◆ **What you should do**:
Output every line below without omitting or altering anything.

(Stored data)
····················
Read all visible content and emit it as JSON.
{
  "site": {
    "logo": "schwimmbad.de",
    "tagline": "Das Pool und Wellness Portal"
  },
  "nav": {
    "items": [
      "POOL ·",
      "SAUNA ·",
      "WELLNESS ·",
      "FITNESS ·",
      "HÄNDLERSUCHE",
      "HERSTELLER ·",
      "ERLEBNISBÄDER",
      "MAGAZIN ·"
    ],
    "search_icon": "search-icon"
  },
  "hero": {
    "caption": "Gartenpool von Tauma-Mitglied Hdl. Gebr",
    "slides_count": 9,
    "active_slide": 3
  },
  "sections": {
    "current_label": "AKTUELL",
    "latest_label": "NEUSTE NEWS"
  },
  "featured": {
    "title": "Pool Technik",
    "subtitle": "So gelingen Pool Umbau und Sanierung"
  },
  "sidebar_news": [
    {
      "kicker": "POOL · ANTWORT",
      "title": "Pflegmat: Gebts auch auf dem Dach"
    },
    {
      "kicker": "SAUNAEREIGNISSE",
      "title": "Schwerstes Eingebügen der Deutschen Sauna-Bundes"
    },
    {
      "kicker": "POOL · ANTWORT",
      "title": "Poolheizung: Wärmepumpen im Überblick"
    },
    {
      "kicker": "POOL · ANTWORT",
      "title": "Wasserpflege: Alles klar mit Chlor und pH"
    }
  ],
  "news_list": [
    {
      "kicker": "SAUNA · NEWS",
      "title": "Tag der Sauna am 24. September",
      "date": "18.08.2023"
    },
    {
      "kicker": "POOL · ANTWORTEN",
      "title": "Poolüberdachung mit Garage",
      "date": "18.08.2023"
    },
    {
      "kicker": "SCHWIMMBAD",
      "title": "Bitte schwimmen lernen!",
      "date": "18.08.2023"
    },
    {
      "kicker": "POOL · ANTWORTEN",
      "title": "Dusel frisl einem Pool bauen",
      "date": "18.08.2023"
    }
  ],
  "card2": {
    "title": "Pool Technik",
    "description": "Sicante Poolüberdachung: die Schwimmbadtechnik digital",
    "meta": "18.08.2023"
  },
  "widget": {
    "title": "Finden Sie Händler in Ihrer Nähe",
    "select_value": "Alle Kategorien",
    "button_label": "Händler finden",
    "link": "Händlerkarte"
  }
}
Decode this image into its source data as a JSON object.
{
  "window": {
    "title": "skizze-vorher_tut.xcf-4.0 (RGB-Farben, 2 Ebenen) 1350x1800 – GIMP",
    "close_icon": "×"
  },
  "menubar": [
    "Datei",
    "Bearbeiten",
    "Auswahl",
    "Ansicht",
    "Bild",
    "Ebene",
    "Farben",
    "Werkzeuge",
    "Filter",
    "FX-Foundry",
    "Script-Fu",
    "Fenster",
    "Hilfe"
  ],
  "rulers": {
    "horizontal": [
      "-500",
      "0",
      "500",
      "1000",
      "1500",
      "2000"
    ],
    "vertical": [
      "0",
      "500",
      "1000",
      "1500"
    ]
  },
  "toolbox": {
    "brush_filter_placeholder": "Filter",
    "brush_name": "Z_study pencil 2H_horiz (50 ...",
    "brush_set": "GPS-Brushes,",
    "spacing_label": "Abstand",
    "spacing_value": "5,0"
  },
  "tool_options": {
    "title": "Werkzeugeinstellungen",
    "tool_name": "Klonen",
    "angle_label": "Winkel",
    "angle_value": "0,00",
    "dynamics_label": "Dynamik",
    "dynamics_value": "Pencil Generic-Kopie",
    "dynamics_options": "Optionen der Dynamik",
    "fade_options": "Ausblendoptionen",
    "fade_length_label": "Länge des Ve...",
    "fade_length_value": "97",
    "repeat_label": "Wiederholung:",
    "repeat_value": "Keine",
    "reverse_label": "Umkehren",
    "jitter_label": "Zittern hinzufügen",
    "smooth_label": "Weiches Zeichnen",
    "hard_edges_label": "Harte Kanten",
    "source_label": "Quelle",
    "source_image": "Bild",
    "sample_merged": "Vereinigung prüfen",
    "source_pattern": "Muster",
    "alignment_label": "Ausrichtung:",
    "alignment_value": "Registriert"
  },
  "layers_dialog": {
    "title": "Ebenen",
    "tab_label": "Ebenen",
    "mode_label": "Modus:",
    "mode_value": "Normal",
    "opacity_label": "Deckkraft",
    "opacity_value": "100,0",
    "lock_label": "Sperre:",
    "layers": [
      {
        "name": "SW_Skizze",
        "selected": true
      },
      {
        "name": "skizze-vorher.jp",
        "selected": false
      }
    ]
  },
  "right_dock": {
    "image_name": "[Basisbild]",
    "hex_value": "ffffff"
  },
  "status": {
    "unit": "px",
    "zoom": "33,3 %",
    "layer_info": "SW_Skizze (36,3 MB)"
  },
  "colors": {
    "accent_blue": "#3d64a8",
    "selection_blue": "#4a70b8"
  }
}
····················
◆ **Worked answer**:
Read all visible content and emit it as JSON.
{
  "site": {
    "logo": "schwimmbad.de",
    "tagline": "Das Pool und Wellness Portal"
  },
  "nav": {
    "items": [
      "POOL ·",
      "SAUNA ·",
      "WELLNESS ·",
      "FITNESS ·",
      "HÄNDLERSUCHE",
      "HERSTELLER ·",
      "ERLEBNISBÄDER",
      "MAGAZIN ·"
    ],
    "search_icon": "search-icon"
  },
  "hero": {
    "caption": "Gartenpool von Tauma-Mitglied Hdl. Gebr",
    "slides_count": 9,
    "active_slide": 3
  },
  "sections": {
    "current_label": "AKTUELL",
    "latest_label": "NEUSTE NEWS"
  },
  "featured": {
    "title": "Pool Technik",
    "subtitle": "So gelingen Pool Umbau und Sanierung"
  },
  "sidebar_news": [
    {
      "kicker": "POOL · ANTWORT",
      "title": "Pflegmat: Gebts auch auf dem Dach"
    },
    {
      "kicker": "SAUNAEREIGNISSE",
      "title": "Schwerstes Eingebügen der Deutschen Sauna-Bundes"
    },
    {
      "kicker": "POOL · ANTWORT",
      "title": "Poolheizung: Wärmepumpen im Überblick"
    },
    {
      "kicker": "POOL · ANTWORT",
      "title": "Wasserpflege: Alles klar mit Chlor und pH"
    }
  ],
  "news_list": [
    {
      "kicker": "SAUNA · NEWS",
      "title": "Tag der Sauna am 24. September",
      "date": "18.08.2023"
    },
    {
      "kicker": "POOL · ANTWORTEN",
      "title": "Poolüberdachung mit Garage",
      "date": "18.08.2023"
    },
    {
      "kicker": "SCHWIMMBAD",
      "title": "Bitte schwimmen lernen!",
      "date": "18.08.2023"
    },
    {
      "kicker": "POOL · ANTWORTEN",
      "title": "Dusel frisl einem Pool bauen",
      "date": "18.08.2023"
    }
  ],
  "card2": {
    "title": "Pool Technik",
    "description": "Sicante Poolüberdachung: die Schwimmbadtechnik digital",
    "meta": "18.08.2023"
  },
  "widget": {
    "title": "Finden Sie Händler in Ihrer Nähe",
    "select_value": "Alle Kategorien",
    "button_label": "Händler finden",
    "link": "Händlerkarte"
  }
}
Decode this image into its source data as a JSON object.
{
  "window": {
    "title": "skizze-vorher_tut.xcf-4.0 (RGB-Farben, 2 Ebenen) 1350x1800 – GIMP",
    "close_icon": "×"
  },
  "menubar": [
    "Datei",
    "Bearbeiten",
    "Auswahl",
    "Ansicht",
    "Bild",
    "Ebene",
    "Farben",
    "Werkzeuge",
    "Filter",
    "FX-Foundry",
    "Script-Fu",
    "Fenster",
    "Hilfe"
  ],
  "rulers": {
    "horizontal": [
      "-500",
      "0",
      "500",
      "1000",
      "1500",
      "2000"
    ],
    "vertical": [
      "0",
      "500",
      "1000",
      "1500"
    ]
  },
  "toolbox": {
    "brush_filter_placeholder": "Filter",
    "brush_name": "Z_study pencil 2H_horiz (50 ...",
    "brush_set": "GPS-Brushes,",
    "spacing_label": "Abstand",
    "spacing_value": "5,0"
  },
  "tool_options": {
    "title": "Werkzeugeinstellungen",
    "tool_name": "Klonen",
    "angle_label": "Winkel",
    "angle_value": "0,00",
    "dynamics_label": "Dynamik",
    "dynamics_value": "Pencil Generic-Kopie",
    "dynamics_options": "Optionen der Dynamik",
    "fade_options": "Ausblendoptionen",
    "fade_length_label": "Länge des Ve...",
    "fade_length_value": "97",
    "repeat_label": "Wiederholung:",
    "repeat_value": "Keine",
    "reverse_label": "Umkehren",
    "jitter_label": "Zittern hinzufügen",
    "smooth_label": "Weiches Zeichnen",
    "hard_edges_label": "Harte Kanten",
    "source_label": "Quelle",
    "source_image": "Bild",
    "sample_merged": "Vereinigung prüfen",
    "source_pattern": "Muster",
    "alignment_label": "Ausrichtung:",
    "alignment_value": "Registriert"
  },
  "layers_dialog": {
    "title": "Ebenen",
    "tab_label": "Ebenen",
    "mode_label": "Modus:",
    "mode_value": "Normal",
    "opacity_label": "Deckkraft",
    "opacity_value": "100,0",
    "lock_label": "Sperre:",
    "layers": [
      {
        "name": "SW_Skizze",
        "selected": true
      },
      {
        "name": "skizze-vorher.jp",
        "selected": false
      }
    ]
  },
  "right_dock": {
    "image_name": "[Basisbild]",
    "hex_value": "ffffff"
  },
  "status": {
    "unit": "px",
    "zoom": "33,3 %",
    "layer_info": "SW_Skizze (36,3 MB)"
  },
  "colors": {
    "accent_blue": "#3d64a8",
    "selection_blue": "#4a70b8"
  }
}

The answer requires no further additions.